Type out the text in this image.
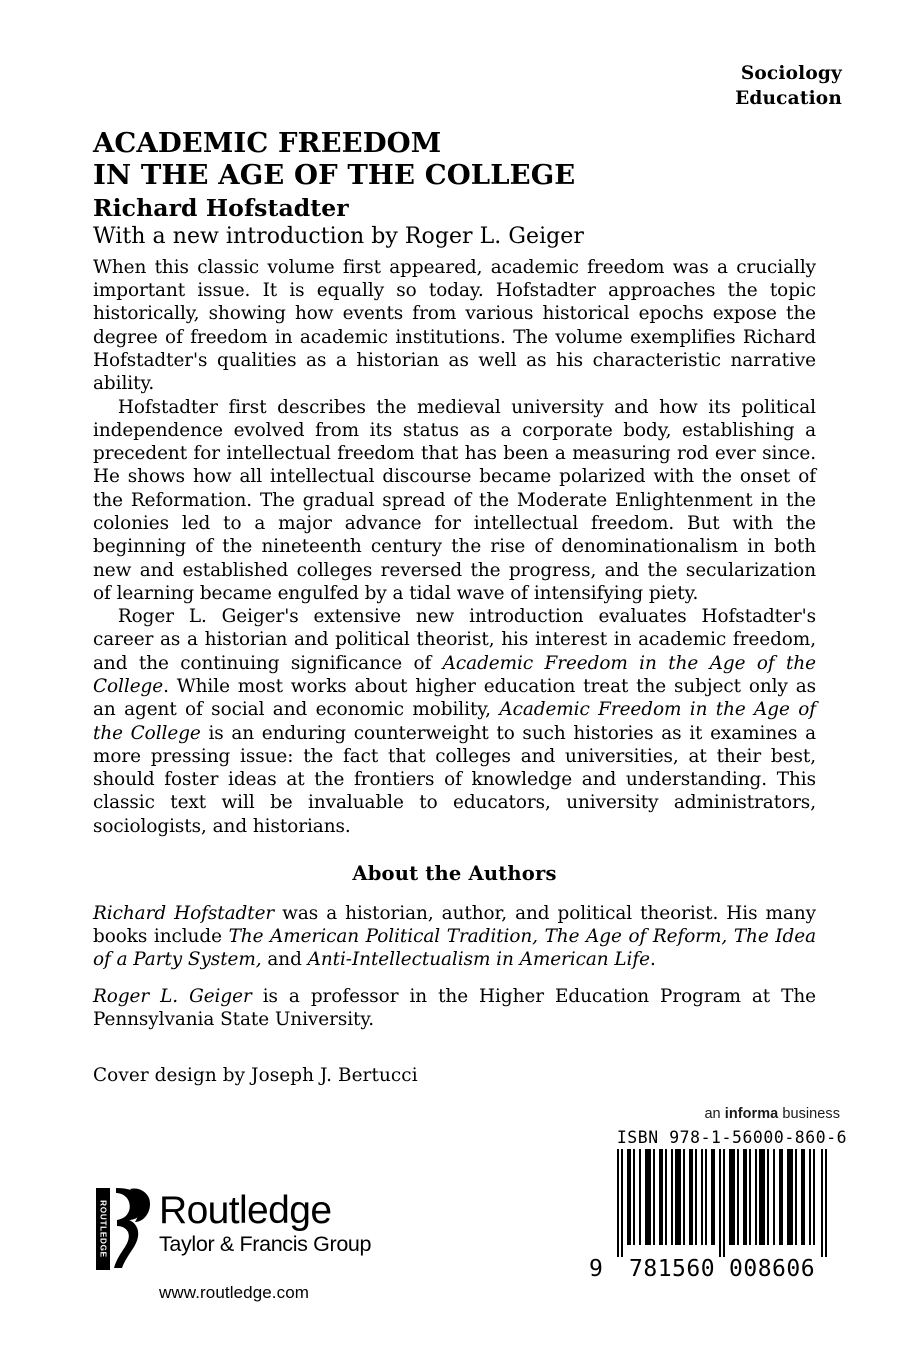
Sociology
Education
ACADEMIC FREEDOM
IN THE AGE OF THE COLLEGE
Richard Hofstadter
With a new introduction by Roger L. Geiger

When this classic volume first appeared, academic freedom was a crucially important issue. It is equally so today. Hofstadter approaches the topic historically, showing how events from various historical epochs expose the degree of freedom in academic institutions. The volume exemplifies Richard Hofstadter's qualities as a historian as well as his characteristic narrative ability.

Hofstadter first describes the medieval university and how its political independence evolved from its status as a corporate body, establishing a precedent for intellectual freedom that has been a measuring rod ever since. He shows how all intellectual discourse became polarized with the onset of the Reformation. The gradual spread of the Moderate Enlightenment in the colonies led to a major advance for intellectual freedom. But with the beginning of the nineteenth century the rise of denominationalism in both new and established colleges reversed the progress, and the secularization of learning became engulfed by a tidal wave of intensifying piety.

Roger L. Geiger's extensive new introduction evaluates Hofstadter's career as a historian and political theorist, his interest in academic freedom, and the continuing significance of Academic Freedom in the Age of the College. While most works about higher education treat the subject only as an agent of social and economic mobility, Academic Freedom in the Age of the College is an enduring counterweight to such histories as it examines a more pressing issue: the fact that colleges and universities, at their best, should foster ideas at the frontiers of knowledge and understanding. This classic text will be invaluable to educators, university administrators, sociologists, and historians.

About the Authors

Richard Hofstadter was a historian, author, and political theorist. His many books include The American Political Tradition, The Age of Reform, The Idea of a Party System, and Anti-Intellectualism in American Life.

Roger L. Geiger is a professor in the Higher Education Program at The Pennsylvania State University.

Cover design by Joseph J. Bertucci

ROUTLEDGE Routledge
Taylor & Francis Group
www.routledge.com
an informa business
ISBN 978-1-56000-860-6
9 781560 008606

Exercise task | Without including the pictures, return each record above exactly as it stands.

Task output |
Type out the text in this image.
Sociology
Education
ACADEMIC FREEDOM
IN THE AGE OF THE COLLEGE
Richard Hofstadter
With a new introduction by Roger L. Geiger

When this classic volume first appeared, academic freedom was a crucially important issue. It is equally so today. Hofstadter approaches the topic historically, showing how events from various historical epochs expose the degree of freedom in academic institutions. The volume exemplifies Richard Hofstadter's qualities as a historian as well as his characteristic narrative ability.

Hofstadter first describes the medieval university and how its political independence evolved from its status as a corporate body, establishing a precedent for intellectual freedom that has been a measuring rod ever since. He shows how all intellectual discourse became polarized with the onset of the Reformation. The gradual spread of the Moderate Enlightenment in the colonies led to a major advance for intellectual freedom. But with the beginning of the nineteenth century the rise of denominationalism in both new and established colleges reversed the progress, and the secularization of learning became engulfed by a tidal wave of intensifying piety.

Roger L. Geiger's extensive new introduction evaluates Hofstadter's career as a historian and political theorist, his interest in academic freedom, and the continuing significance of Academic Freedom in the Age of the College. While most works about higher education treat the subject only as an agent of social and economic mobility, Academic Freedom in the Age of the College is an enduring counterweight to such histories as it examines a more pressing issue: the fact that colleges and universities, at their best, should foster ideas at the frontiers of knowledge and understanding. This classic text will be invaluable to educators, university administrators, sociologists, and historians.

About the Authors

Richard Hofstadter was a historian, author, and political theorist. His many books include The American Political Tradition, The Age of Reform, The Idea of a Party System, and Anti-Intellectualism in American Life.

Roger L. Geiger is a professor in the Higher Education Program at The Pennsylvania State University.

Cover design by Joseph J. Bertucci

ROUTLEDGE Routledge
Taylor & Francis Group
www.routledge.com
an informa business
ISBN 978-1-56000-860-6
9 781560 008606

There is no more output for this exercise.